Willis gave that short shrift, saying the Treasury had “an extraordinary level of independence” in its forecasting function when compared with other similar institutions around the world and it should have the courage of its convictions.
“What I have read into some of their statements in their Long Term Insights briefing today is that they struggled during the Labour years to have their views listened to and that they have formed a view that a more independent institution, not responsible to a minister, would be better placed,” she said.
“I think that's the wrong approach. Instead of building another bureaucracy, we should ask the Treasury to step up.”
The Treasury had not been “as blunt as they could have been”, about “reckless” debt accumulated by the previous government, she said.
Willis clarified she still favoured a new “policy costing unit“ to provide independent advice on the financial implications of parties’ policies ahead of the next election.
The exchanges take place six weeks ahead of the Budget, when all eyes will be on the Government’s ability to chart a course to lower debt and stick within its spending envelope while avoiding substantial sacrifices in public services.

_Items from a dataset_.

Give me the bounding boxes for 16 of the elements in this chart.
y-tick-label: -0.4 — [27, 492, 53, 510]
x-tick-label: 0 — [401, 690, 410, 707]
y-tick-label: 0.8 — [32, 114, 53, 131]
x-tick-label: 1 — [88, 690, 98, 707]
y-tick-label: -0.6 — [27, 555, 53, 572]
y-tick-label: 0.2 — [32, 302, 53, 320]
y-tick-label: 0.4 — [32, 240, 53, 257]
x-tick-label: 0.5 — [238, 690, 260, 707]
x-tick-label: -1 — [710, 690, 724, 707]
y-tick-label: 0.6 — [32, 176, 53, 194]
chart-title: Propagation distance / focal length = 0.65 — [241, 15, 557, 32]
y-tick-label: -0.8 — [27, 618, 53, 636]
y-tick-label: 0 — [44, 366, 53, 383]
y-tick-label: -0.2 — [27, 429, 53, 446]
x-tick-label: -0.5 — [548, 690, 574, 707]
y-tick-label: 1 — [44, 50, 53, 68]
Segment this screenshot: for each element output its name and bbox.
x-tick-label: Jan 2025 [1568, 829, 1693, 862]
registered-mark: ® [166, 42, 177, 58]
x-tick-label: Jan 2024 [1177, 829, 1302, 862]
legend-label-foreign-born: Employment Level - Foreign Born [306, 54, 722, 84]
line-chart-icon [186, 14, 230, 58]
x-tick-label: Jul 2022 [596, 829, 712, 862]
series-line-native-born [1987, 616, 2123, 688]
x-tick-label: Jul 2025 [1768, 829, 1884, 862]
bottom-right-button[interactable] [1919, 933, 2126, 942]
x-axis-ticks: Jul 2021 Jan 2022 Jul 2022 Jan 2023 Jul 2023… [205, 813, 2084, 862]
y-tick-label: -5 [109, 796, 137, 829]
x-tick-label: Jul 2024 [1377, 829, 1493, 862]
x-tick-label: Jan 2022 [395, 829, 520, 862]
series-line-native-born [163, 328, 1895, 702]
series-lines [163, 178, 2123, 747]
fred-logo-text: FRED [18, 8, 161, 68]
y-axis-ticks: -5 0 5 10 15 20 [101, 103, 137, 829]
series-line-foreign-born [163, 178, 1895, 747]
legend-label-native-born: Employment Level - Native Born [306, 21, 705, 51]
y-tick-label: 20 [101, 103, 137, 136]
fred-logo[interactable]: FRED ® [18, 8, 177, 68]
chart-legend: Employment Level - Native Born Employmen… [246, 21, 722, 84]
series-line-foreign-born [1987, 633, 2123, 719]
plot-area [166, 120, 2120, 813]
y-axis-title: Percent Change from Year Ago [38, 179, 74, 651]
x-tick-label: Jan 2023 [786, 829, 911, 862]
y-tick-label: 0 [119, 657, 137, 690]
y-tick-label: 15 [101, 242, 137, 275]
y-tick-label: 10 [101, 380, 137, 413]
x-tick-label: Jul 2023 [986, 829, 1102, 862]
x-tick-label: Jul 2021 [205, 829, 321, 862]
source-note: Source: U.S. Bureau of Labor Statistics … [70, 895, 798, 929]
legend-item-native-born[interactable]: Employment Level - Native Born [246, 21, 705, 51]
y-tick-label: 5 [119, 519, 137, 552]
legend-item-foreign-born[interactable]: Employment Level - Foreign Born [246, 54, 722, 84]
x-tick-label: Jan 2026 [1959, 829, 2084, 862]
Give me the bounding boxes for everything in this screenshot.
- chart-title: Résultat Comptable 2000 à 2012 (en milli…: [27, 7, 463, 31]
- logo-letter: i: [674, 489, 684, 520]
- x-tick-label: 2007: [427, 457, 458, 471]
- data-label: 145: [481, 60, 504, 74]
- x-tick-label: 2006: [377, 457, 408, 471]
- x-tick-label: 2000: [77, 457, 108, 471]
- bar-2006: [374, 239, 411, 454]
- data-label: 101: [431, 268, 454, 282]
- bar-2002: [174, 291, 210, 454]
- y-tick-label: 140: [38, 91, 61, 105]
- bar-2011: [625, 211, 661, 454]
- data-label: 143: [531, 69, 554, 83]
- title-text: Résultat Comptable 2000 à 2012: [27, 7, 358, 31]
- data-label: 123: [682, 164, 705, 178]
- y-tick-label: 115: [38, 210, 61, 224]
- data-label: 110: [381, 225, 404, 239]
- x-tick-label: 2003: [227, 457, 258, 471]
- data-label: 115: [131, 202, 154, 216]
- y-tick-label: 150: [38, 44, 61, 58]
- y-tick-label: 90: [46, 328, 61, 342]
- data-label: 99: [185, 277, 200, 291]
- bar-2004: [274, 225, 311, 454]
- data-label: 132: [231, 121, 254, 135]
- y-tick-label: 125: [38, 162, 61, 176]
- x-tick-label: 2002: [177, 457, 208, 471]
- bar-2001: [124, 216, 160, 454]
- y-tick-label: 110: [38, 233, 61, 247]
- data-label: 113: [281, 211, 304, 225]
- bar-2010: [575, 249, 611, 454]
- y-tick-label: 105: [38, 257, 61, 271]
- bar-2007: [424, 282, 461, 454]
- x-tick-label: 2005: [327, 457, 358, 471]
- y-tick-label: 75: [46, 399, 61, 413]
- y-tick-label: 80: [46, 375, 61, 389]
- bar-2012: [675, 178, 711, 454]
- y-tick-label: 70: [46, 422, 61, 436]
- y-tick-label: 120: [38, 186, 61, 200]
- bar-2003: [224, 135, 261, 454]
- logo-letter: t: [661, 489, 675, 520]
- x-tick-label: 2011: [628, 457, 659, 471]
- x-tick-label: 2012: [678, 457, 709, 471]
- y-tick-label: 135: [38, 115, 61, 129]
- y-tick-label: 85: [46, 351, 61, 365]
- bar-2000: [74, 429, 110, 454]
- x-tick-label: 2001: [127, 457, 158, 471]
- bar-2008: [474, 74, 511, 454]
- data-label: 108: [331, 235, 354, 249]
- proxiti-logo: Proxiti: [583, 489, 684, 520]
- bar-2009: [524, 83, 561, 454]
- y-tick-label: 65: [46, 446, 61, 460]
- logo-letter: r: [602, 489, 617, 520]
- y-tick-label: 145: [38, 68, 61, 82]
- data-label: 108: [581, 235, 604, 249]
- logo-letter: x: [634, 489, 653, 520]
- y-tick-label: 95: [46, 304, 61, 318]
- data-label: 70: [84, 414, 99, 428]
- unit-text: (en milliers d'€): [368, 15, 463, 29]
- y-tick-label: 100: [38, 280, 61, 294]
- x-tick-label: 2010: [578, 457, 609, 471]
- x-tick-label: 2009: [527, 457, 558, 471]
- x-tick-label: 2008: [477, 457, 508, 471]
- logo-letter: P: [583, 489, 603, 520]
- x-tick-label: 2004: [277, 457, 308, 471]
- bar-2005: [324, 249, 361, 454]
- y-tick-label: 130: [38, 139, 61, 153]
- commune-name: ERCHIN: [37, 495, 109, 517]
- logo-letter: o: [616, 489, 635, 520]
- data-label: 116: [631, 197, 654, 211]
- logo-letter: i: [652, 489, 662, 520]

_Prompt 1_. Edit the passage about the Treasury, starting at "Willis clarified she" and ending at "in public services.", so that "six weeks" is replaced with "eight weeks".
_Prompt 2_.
For each statement, say yes or no on whether it agrees with the passage about the Treasury, and quote the words that decide it.
(a) Willis supports creating a new independent forecasting institution separate from the Treasury.
(b) Willis still favored a new unit to cost parties' policies.
(c) The exchanges take place six weeks after the Budget.
_Prompt 3_. In the passage about the Treasury, how does Willis describe the Treasury's independence in its forecasting function compared with similar institutions around the world?

_Answer section 1_.
Willis clarified she still favoured a new “policy costing unit“ to provide independent advice on the financial implications of parties’ policies ahead of the next election.
The exchanges take place eight weeks ahead of the Budget, when all eyes will be on the Government’s ability to chart a course to lower debt and stick within its spending envelope while avoiding substantial sacrifices in public services.

_Answer section 2_.
(a) No: "Instead of building another bureaucracy, we should ask the Treasury to step up."
(b) Yes: "Willis clarified she still favoured a new “policy costing unit“"
(c) No: "The exchanges take place six weeks ahead of the Budget"

_Answer section 3_. She says it has "an extraordinary level of independence."